TASK GOAL: Each record below should be output verbatim, without pictures.

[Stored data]
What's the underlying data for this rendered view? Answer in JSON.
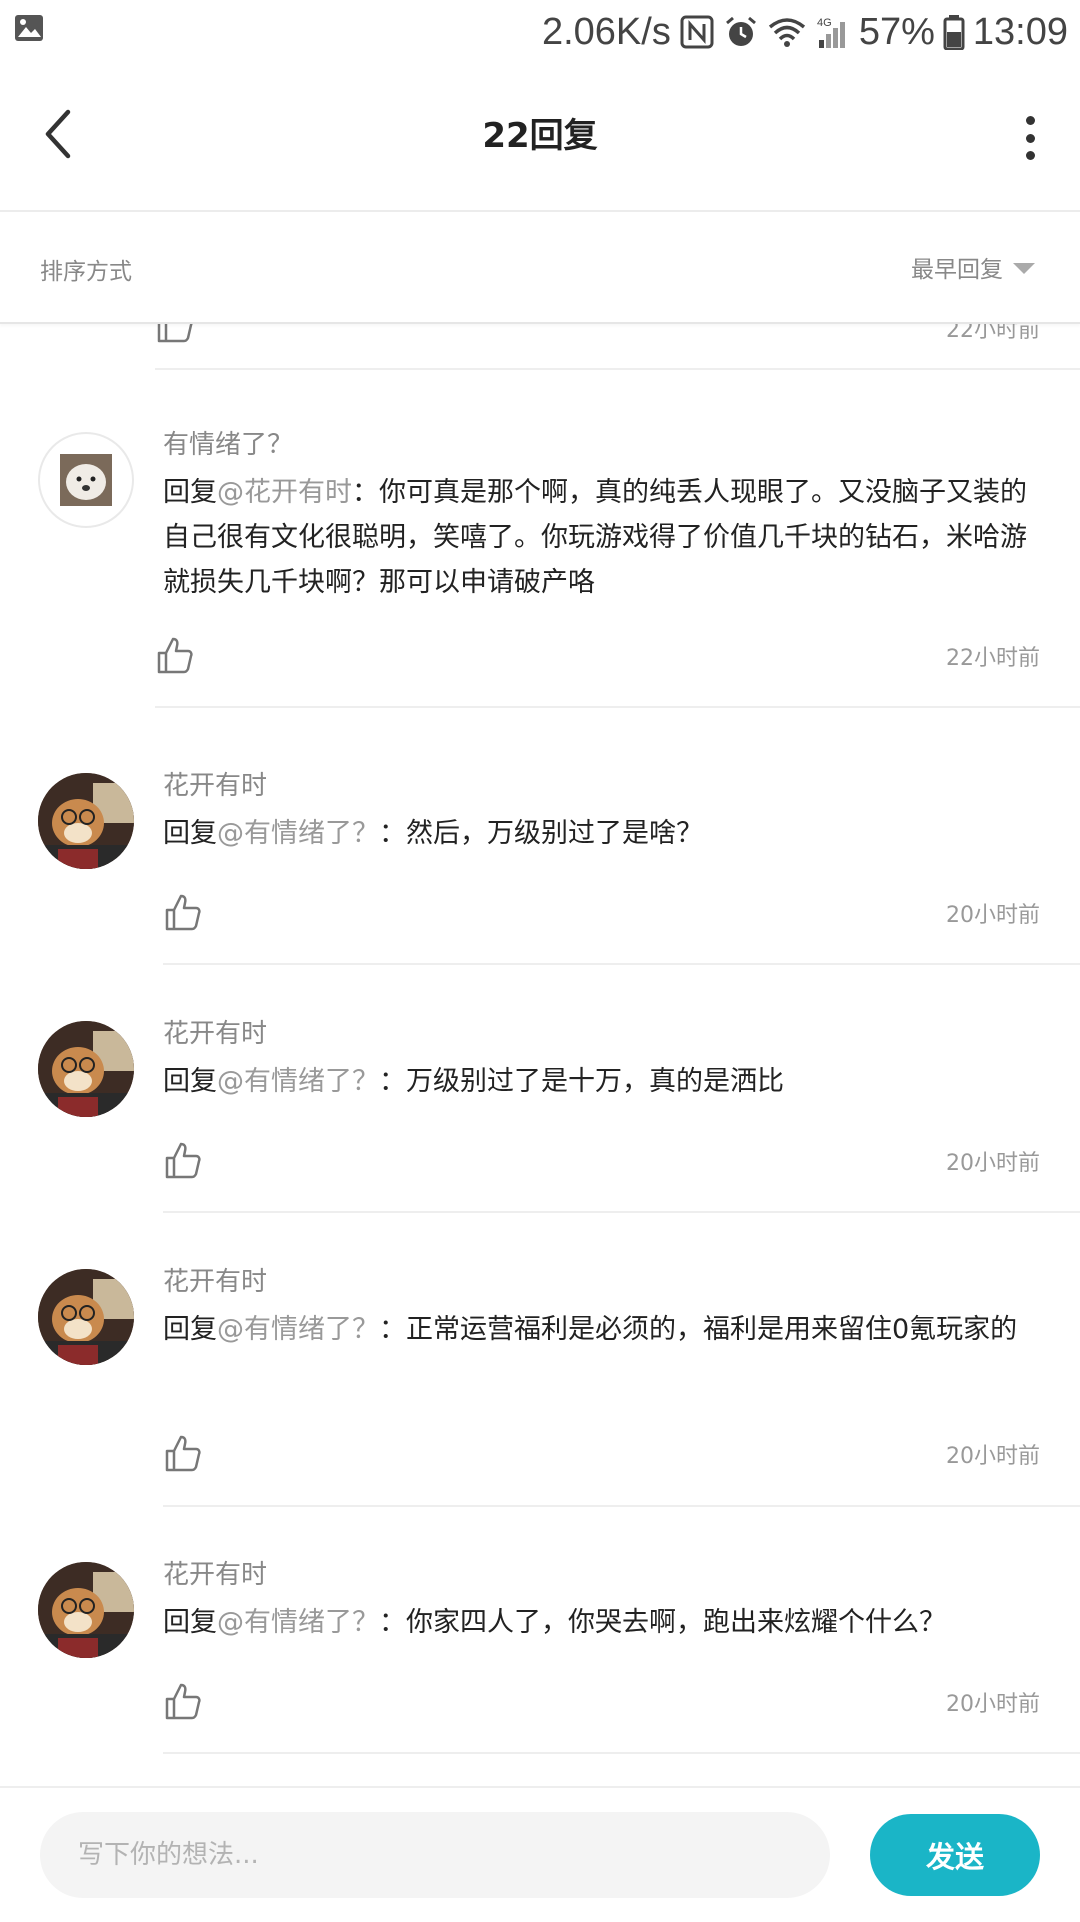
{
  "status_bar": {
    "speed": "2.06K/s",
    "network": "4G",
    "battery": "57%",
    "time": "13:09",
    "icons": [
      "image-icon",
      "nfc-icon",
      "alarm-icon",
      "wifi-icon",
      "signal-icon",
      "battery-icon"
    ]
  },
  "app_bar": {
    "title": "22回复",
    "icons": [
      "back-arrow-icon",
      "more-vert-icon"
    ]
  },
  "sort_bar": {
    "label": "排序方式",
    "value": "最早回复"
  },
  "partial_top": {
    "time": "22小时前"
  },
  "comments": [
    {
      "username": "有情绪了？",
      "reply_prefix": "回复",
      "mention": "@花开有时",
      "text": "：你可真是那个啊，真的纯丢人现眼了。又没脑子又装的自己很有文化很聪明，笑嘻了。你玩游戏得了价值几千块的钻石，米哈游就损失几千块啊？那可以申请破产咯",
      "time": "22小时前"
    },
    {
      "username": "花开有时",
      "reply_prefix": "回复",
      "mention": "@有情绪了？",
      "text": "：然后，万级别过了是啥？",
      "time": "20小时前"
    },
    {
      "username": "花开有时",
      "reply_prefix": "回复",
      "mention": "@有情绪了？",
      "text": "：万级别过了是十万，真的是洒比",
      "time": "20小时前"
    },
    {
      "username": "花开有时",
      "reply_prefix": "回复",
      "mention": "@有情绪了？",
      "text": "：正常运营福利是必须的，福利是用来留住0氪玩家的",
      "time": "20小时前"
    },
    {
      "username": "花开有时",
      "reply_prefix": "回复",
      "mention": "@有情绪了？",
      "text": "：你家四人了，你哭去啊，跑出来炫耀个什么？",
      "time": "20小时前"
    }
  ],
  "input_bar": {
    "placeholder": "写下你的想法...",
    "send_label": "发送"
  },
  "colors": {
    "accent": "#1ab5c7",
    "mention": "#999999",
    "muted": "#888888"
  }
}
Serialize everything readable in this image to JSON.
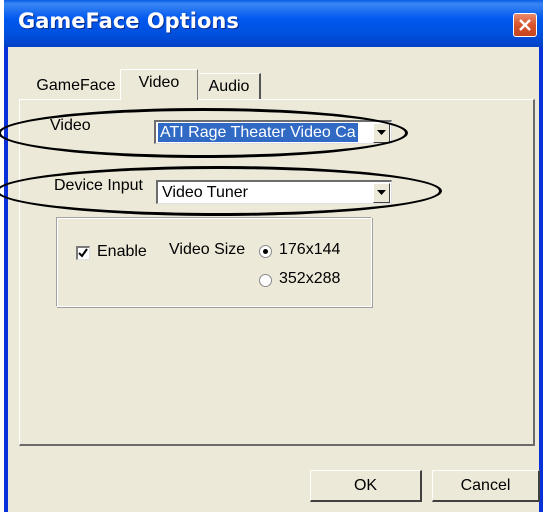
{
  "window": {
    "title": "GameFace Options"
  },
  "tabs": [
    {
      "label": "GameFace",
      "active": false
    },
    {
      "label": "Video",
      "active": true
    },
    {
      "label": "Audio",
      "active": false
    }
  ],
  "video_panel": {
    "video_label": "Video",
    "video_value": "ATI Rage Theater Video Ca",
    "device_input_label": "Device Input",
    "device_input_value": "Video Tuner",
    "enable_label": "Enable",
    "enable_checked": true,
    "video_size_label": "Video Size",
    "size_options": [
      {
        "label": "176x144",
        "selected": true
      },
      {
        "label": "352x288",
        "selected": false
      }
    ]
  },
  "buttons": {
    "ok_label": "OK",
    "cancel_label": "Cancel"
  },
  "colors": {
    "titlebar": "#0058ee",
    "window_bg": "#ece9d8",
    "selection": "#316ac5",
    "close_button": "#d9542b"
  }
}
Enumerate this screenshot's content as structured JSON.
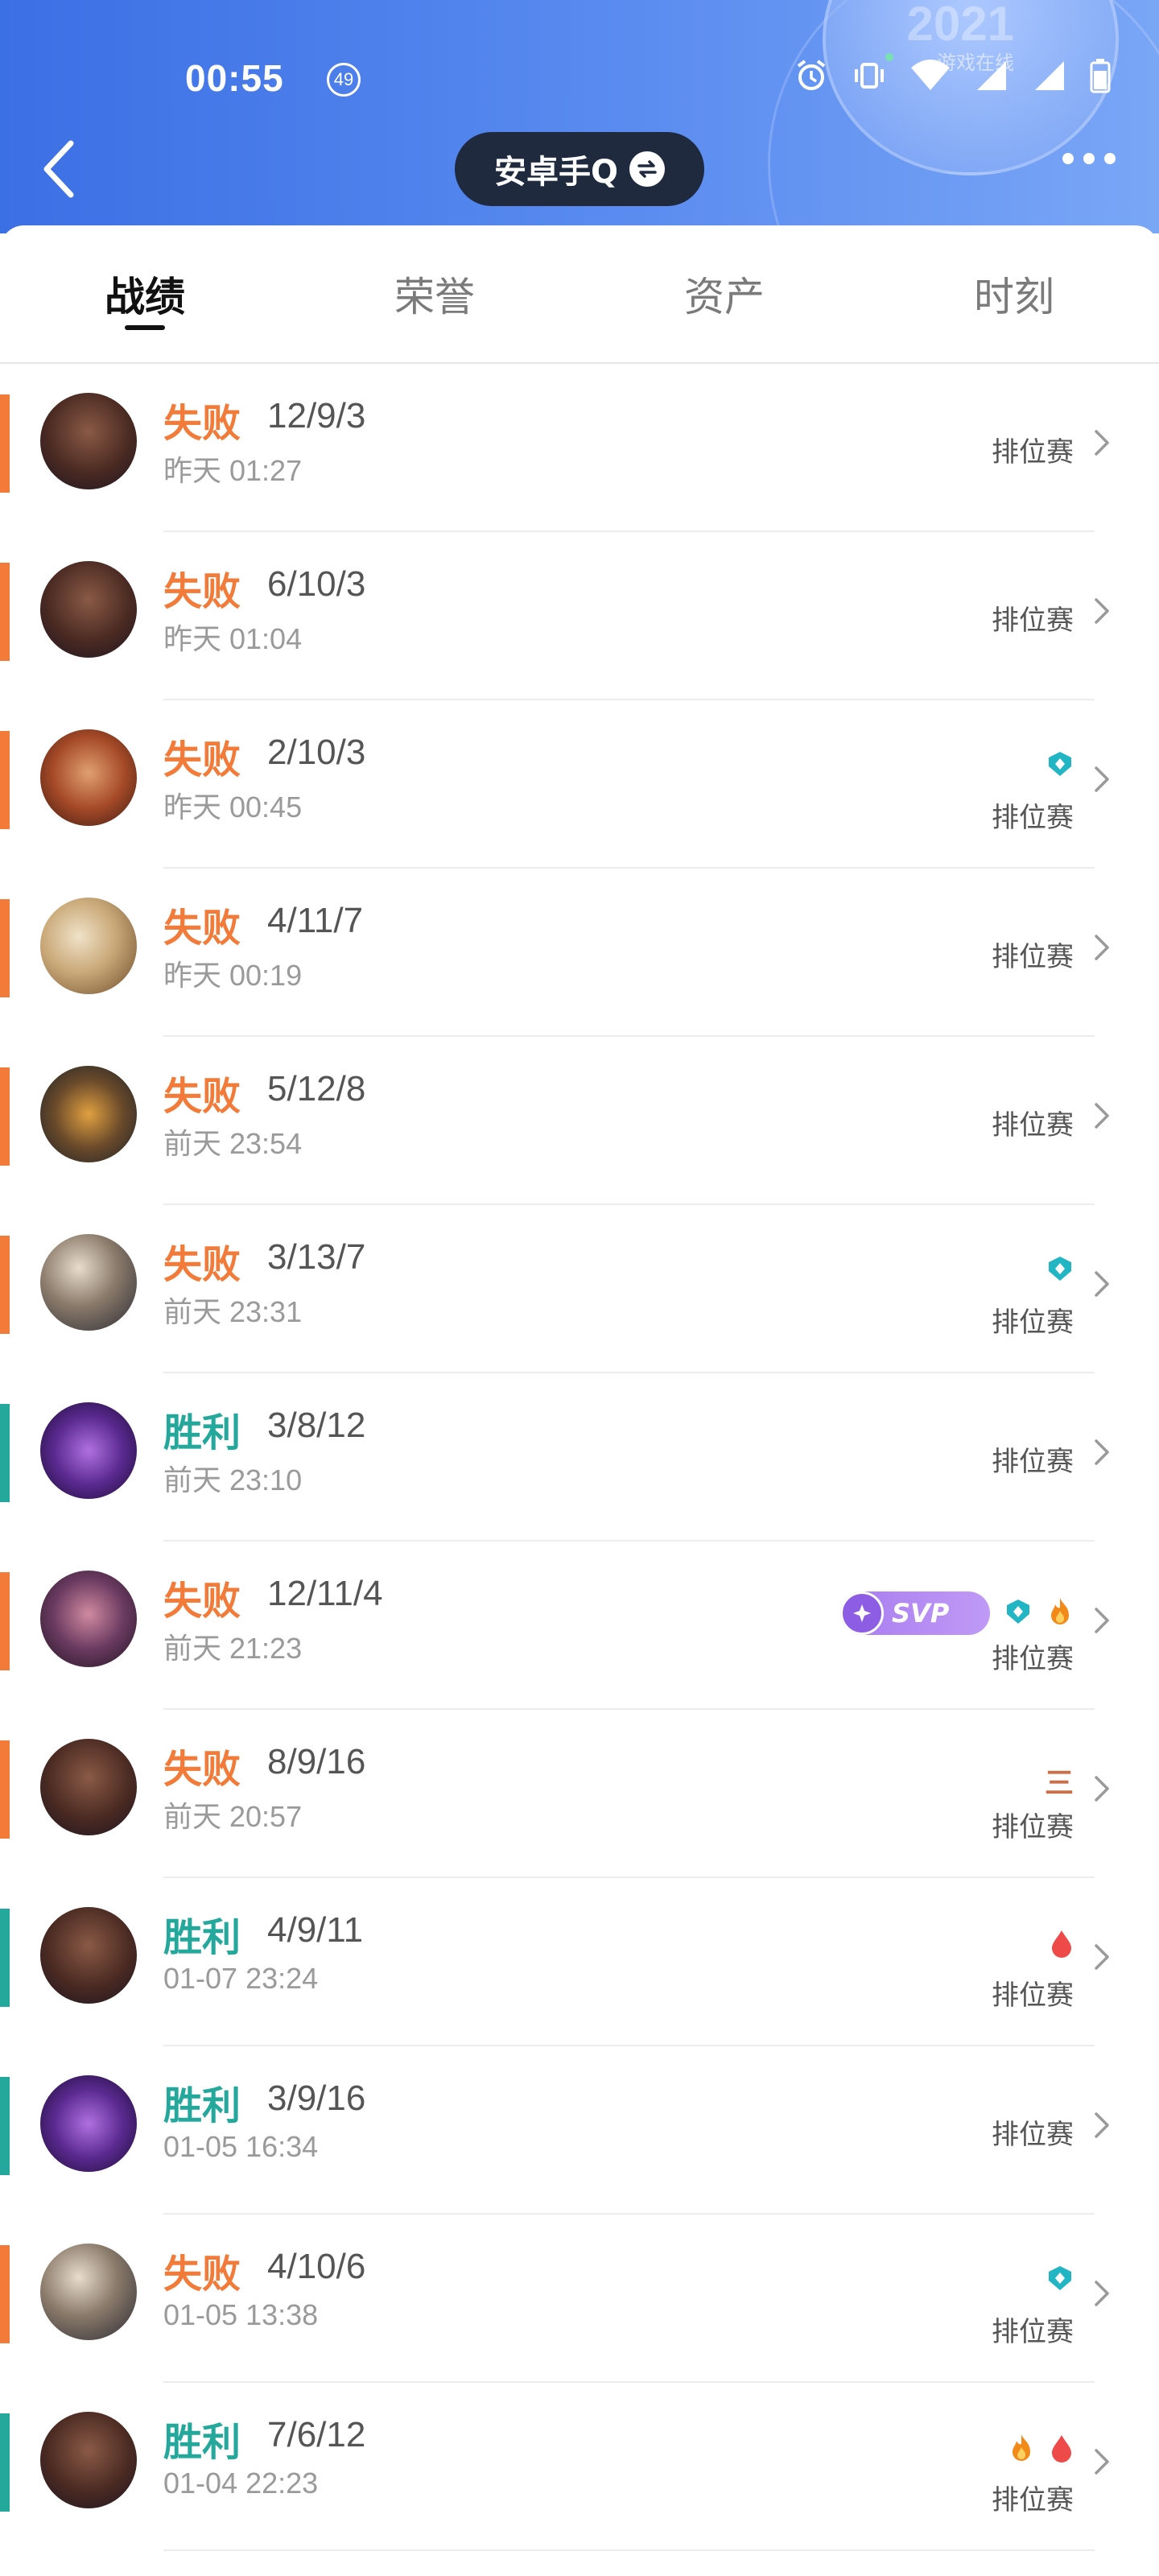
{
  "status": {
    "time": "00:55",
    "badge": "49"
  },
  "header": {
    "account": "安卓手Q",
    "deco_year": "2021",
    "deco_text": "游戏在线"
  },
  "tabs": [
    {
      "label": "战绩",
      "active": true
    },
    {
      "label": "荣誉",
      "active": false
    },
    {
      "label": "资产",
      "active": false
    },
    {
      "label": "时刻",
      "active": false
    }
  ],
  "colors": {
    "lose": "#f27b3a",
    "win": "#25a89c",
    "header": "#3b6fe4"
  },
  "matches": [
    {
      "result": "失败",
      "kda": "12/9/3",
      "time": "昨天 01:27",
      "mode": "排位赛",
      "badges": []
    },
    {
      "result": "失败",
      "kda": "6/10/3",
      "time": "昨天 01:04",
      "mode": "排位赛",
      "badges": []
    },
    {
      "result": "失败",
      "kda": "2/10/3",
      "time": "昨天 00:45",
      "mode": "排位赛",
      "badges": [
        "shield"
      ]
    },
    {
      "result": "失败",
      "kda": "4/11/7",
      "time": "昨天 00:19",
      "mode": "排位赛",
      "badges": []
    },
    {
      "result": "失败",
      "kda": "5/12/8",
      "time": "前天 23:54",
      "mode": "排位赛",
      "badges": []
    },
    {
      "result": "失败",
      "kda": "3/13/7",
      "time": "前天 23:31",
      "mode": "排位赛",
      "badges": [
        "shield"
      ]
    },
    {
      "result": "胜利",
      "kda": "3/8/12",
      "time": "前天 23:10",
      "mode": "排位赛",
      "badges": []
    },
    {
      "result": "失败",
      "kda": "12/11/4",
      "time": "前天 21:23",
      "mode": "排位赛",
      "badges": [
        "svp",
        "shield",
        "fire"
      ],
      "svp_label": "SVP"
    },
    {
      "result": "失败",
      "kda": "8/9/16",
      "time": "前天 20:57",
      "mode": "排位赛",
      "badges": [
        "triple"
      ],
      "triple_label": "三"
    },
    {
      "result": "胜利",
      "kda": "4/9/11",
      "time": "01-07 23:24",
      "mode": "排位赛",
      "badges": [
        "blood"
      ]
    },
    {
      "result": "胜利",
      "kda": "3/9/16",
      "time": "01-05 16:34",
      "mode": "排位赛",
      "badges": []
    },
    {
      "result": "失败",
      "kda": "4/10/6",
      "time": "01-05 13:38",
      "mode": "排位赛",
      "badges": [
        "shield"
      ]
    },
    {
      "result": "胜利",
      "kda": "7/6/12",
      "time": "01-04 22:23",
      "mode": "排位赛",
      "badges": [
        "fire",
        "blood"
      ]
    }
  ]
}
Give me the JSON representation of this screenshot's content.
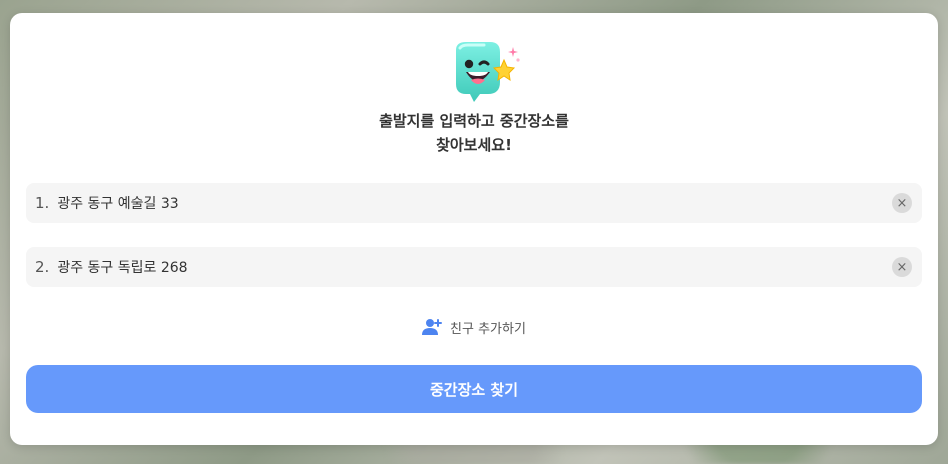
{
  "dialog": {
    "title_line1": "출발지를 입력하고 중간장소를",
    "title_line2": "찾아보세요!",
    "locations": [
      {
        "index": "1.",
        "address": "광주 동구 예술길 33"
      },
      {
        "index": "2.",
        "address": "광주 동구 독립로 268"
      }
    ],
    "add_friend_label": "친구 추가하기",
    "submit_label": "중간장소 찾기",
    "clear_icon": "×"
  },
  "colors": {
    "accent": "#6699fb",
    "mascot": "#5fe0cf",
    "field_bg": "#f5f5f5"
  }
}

RESPONSE TO THIS EXERCISE:
What's the underlying data for this rendered view? Answer in JSON.
{
  "status_bar": {
    "speed": "2.06K/s",
    "network": "4G",
    "battery": "57%",
    "time": "13:09",
    "icons": [
      "image-icon",
      "nfc-icon",
      "alarm-icon",
      "wifi-icon",
      "signal-icon",
      "battery-icon"
    ]
  },
  "app_bar": {
    "title": "22回复",
    "icons": [
      "back-arrow-icon",
      "more-vert-icon"
    ]
  },
  "sort_bar": {
    "label": "排序方式",
    "value": "最早回复"
  },
  "partial_top": {
    "time": "22小时前"
  },
  "comments": [
    {
      "username": "有情绪了？",
      "reply_prefix": "回复",
      "mention": "@花开有时",
      "text": "：你可真是那个啊，真的纯丢人现眼了。又没脑子又装的自己很有文化很聪明，笑嘻了。你玩游戏得了价值几千块的钻石，米哈游就损失几千块啊？那可以申请破产咯",
      "time": "22小时前"
    },
    {
      "username": "花开有时",
      "reply_prefix": "回复",
      "mention": "@有情绪了？",
      "text": "：然后，万级别过了是啥？",
      "time": "20小时前"
    },
    {
      "username": "花开有时",
      "reply_prefix": "回复",
      "mention": "@有情绪了？",
      "text": "：万级别过了是十万，真的是洒比",
      "time": "20小时前"
    },
    {
      "username": "花开有时",
      "reply_prefix": "回复",
      "mention": "@有情绪了？",
      "text": "：正常运营福利是必须的，福利是用来留住0氪玩家的",
      "time": "20小时前"
    },
    {
      "username": "花开有时",
      "reply_prefix": "回复",
      "mention": "@有情绪了？",
      "text": "：你家四人了，你哭去啊，跑出来炫耀个什么？",
      "time": "20小时前"
    }
  ],
  "input_bar": {
    "placeholder": "写下你的想法...",
    "send_label": "发送"
  },
  "colors": {
    "accent": "#1ab5c7",
    "mention": "#999999",
    "muted": "#888888"
  }
}
Serialize everything readable in this image to JSON.
{
  "window": {
    "title": "GameFace Options"
  },
  "tabs": [
    {
      "label": "GameFace",
      "active": false
    },
    {
      "label": "Video",
      "active": true
    },
    {
      "label": "Audio",
      "active": false
    }
  ],
  "video_panel": {
    "video_label": "Video",
    "video_value": "ATI Rage Theater Video Ca",
    "device_input_label": "Device Input",
    "device_input_value": "Video Tuner",
    "enable_label": "Enable",
    "enable_checked": true,
    "video_size_label": "Video Size",
    "size_options": [
      {
        "label": "176x144",
        "selected": true
      },
      {
        "label": "352x288",
        "selected": false
      }
    ]
  },
  "buttons": {
    "ok_label": "OK",
    "cancel_label": "Cancel"
  },
  "colors": {
    "titlebar": "#0058ee",
    "window_bg": "#ece9d8",
    "selection": "#316ac5",
    "close_button": "#d9542b"
  }
}
Enumerate this screenshot's content as structured JSON.
{
  "status": {
    "time": "00:55",
    "badge": "49"
  },
  "header": {
    "account": "安卓手Q",
    "deco_year": "2021",
    "deco_text": "游戏在线"
  },
  "tabs": [
    {
      "label": "战绩",
      "active": true
    },
    {
      "label": "荣誉",
      "active": false
    },
    {
      "label": "资产",
      "active": false
    },
    {
      "label": "时刻",
      "active": false
    }
  ],
  "colors": {
    "lose": "#f27b3a",
    "win": "#25a89c",
    "header": "#3b6fe4"
  },
  "matches": [
    {
      "result": "失败",
      "kda": "12/9/3",
      "time": "昨天 01:27",
      "mode": "排位赛",
      "badges": []
    },
    {
      "result": "失败",
      "kda": "6/10/3",
      "time": "昨天 01:04",
      "mode": "排位赛",
      "badges": []
    },
    {
      "result": "失败",
      "kda": "2/10/3",
      "time": "昨天 00:45",
      "mode": "排位赛",
      "badges": [
        "shield"
      ]
    },
    {
      "result": "失败",
      "kda": "4/11/7",
      "time": "昨天 00:19",
      "mode": "排位赛",
      "badges": []
    },
    {
      "result": "失败",
      "kda": "5/12/8",
      "time": "前天 23:54",
      "mode": "排位赛",
      "badges": []
    },
    {
      "result": "失败",
      "kda": "3/13/7",
      "time": "前天 23:31",
      "mode": "排位赛",
      "badges": [
        "shield"
      ]
    },
    {
      "result": "胜利",
      "kda": "3/8/12",
      "time": "前天 23:10",
      "mode": "排位赛",
      "badges": []
    },
    {
      "result": "失败",
      "kda": "12/11/4",
      "time": "前天 21:23",
      "mode": "排位赛",
      "badges": [
        "svp",
        "shield",
        "fire"
      ],
      "svp_label": "SVP"
    },
    {
      "result": "失败",
      "kda": "8/9/16",
      "time": "前天 20:57",
      "mode": "排位赛",
      "badges": [
        "triple"
      ],
      "triple_label": "三"
    },
    {
      "result": "胜利",
      "kda": "4/9/11",
      "time": "01-07 23:24",
      "mode": "排位赛",
      "badges": [
        "blood"
      ]
    },
    {
      "result": "胜利",
      "kda": "3/9/16",
      "time": "01-05 16:34",
      "mode": "排位赛",
      "badges": []
    },
    {
      "result": "失败",
      "kda": "4/10/6",
      "time": "01-05 13:38",
      "mode": "排位赛",
      "badges": [
        "shield"
      ]
    },
    {
      "result": "胜利",
      "kda": "7/6/12",
      "time": "01-04 22:23",
      "mode": "排位赛",
      "badges": [
        "fire",
        "blood"
      ]
    }
  ]
}
Give me the JSON representation of this screenshot's content.
{
  "dialog": {
    "title_line1": "출발지를 입력하고 중간장소를",
    "title_line2": "찾아보세요!",
    "locations": [
      {
        "index": "1.",
        "address": "광주 동구 예술길 33"
      },
      {
        "index": "2.",
        "address": "광주 동구 독립로 268"
      }
    ],
    "add_friend_label": "친구 추가하기",
    "submit_label": "중간장소 찾기",
    "clear_icon": "×"
  },
  "colors": {
    "accent": "#6699fb",
    "mascot": "#5fe0cf",
    "field_bg": "#f5f5f5"
  }
}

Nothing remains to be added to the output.